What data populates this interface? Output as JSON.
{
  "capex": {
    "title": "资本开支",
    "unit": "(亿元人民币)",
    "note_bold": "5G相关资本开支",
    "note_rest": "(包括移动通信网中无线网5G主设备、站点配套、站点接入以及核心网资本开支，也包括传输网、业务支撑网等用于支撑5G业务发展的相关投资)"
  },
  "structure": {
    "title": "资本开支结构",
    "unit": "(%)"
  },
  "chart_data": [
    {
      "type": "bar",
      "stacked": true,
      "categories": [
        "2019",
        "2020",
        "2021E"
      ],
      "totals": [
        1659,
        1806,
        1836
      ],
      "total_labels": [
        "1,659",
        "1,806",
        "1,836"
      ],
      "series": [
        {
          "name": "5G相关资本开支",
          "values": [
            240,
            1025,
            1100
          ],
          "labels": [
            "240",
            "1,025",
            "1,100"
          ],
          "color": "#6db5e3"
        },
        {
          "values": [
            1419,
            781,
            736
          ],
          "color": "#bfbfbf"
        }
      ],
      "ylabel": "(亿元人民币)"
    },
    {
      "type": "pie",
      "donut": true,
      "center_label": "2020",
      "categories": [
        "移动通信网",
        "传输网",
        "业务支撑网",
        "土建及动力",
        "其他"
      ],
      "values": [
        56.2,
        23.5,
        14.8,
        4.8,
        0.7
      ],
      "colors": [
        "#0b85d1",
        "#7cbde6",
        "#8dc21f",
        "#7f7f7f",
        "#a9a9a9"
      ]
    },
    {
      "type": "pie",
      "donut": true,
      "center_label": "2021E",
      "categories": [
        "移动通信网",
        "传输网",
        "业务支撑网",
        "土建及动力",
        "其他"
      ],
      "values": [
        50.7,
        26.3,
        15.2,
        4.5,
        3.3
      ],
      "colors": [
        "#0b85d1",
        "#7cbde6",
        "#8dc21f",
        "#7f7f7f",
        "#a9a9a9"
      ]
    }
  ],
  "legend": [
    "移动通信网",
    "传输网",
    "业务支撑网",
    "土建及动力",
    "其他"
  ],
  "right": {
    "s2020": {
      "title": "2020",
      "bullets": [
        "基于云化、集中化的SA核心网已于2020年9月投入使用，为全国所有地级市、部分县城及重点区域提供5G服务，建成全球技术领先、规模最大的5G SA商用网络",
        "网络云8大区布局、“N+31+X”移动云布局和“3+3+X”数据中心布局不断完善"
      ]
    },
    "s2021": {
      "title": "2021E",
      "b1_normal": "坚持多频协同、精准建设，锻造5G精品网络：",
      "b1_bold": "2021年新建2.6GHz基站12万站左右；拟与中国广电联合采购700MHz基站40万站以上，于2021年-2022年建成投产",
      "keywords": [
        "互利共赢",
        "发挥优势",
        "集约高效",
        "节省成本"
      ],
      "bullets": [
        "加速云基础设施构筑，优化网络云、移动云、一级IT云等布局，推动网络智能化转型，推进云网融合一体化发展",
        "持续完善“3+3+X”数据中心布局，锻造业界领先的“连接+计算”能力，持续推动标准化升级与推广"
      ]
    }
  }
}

#####

Written instruction: Recopy the whole listing exactly.

Exercise solution:
What data populates this interface? Output as JSON.
{
  "capex": {
    "title": "资本开支",
    "unit": "(亿元人民币)",
    "note_bold": "5G相关资本开支",
    "note_rest": "(包括移动通信网中无线网5G主设备、站点配套、站点接入以及核心网资本开支，也包括传输网、业务支撑网等用于支撑5G业务发展的相关投资)"
  },
  "structure": {
    "title": "资本开支结构",
    "unit": "(%)"
  },
  "chart_data": [
    {
      "type": "bar",
      "stacked": true,
      "categories": [
        "2019",
        "2020",
        "2021E"
      ],
      "totals": [
        1659,
        1806,
        1836
      ],
      "total_labels": [
        "1,659",
        "1,806",
        "1,836"
      ],
      "series": [
        {
          "name": "5G相关资本开支",
          "values": [
            240,
            1025,
            1100
          ],
          "labels": [
            "240",
            "1,025",
            "1,100"
          ],
          "color": "#6db5e3"
        },
        {
          "values": [
            1419,
            781,
            736
          ],
          "color": "#bfbfbf"
        }
      ],
      "ylabel": "(亿元人民币)"
    },
    {
      "type": "pie",
      "donut": true,
      "center_label": "2020",
      "categories": [
        "移动通信网",
        "传输网",
        "业务支撑网",
        "土建及动力",
        "其他"
      ],
      "values": [
        56.2,
        23.5,
        14.8,
        4.8,
        0.7
      ],
      "colors": [
        "#0b85d1",
        "#7cbde6",
        "#8dc21f",
        "#7f7f7f",
        "#a9a9a9"
      ]
    },
    {
      "type": "pie",
      "donut": true,
      "center_label": "2021E",
      "categories": [
        "移动通信网",
        "传输网",
        "业务支撑网",
        "土建及动力",
        "其他"
      ],
      "values": [
        50.7,
        26.3,
        15.2,
        4.5,
        3.3
      ],
      "colors": [
        "#0b85d1",
        "#7cbde6",
        "#8dc21f",
        "#7f7f7f",
        "#a9a9a9"
      ]
    }
  ],
  "legend": [
    "移动通信网",
    "传输网",
    "业务支撑网",
    "土建及动力",
    "其他"
  ],
  "right": {
    "s2020": {
      "title": "2020",
      "bullets": [
        "基于云化、集中化的SA核心网已于2020年9月投入使用，为全国所有地级市、部分县城及重点区域提供5G服务，建成全球技术领先、规模最大的5G SA商用网络",
        "网络云8大区布局、“N+31+X”移动云布局和“3+3+X”数据中心布局不断完善"
      ]
    },
    "s2021": {
      "title": "2021E",
      "b1_normal": "坚持多频协同、精准建设，锻造5G精品网络：",
      "b1_bold": "2021年新建2.6GHz基站12万站左右；拟与中国广电联合采购700MHz基站40万站以上，于2021年-2022年建成投产",
      "keywords": [
        "互利共赢",
        "发挥优势",
        "集约高效",
        "节省成本"
      ],
      "bullets": [
        "加速云基础设施构筑，优化网络云、移动云、一级IT云等布局，推动网络智能化转型，推进云网融合一体化发展",
        "持续完善“3+3+X”数据中心布局，锻造业界领先的“连接+计算”能力，持续推动标准化升级与推广"
      ]
    }
  }
}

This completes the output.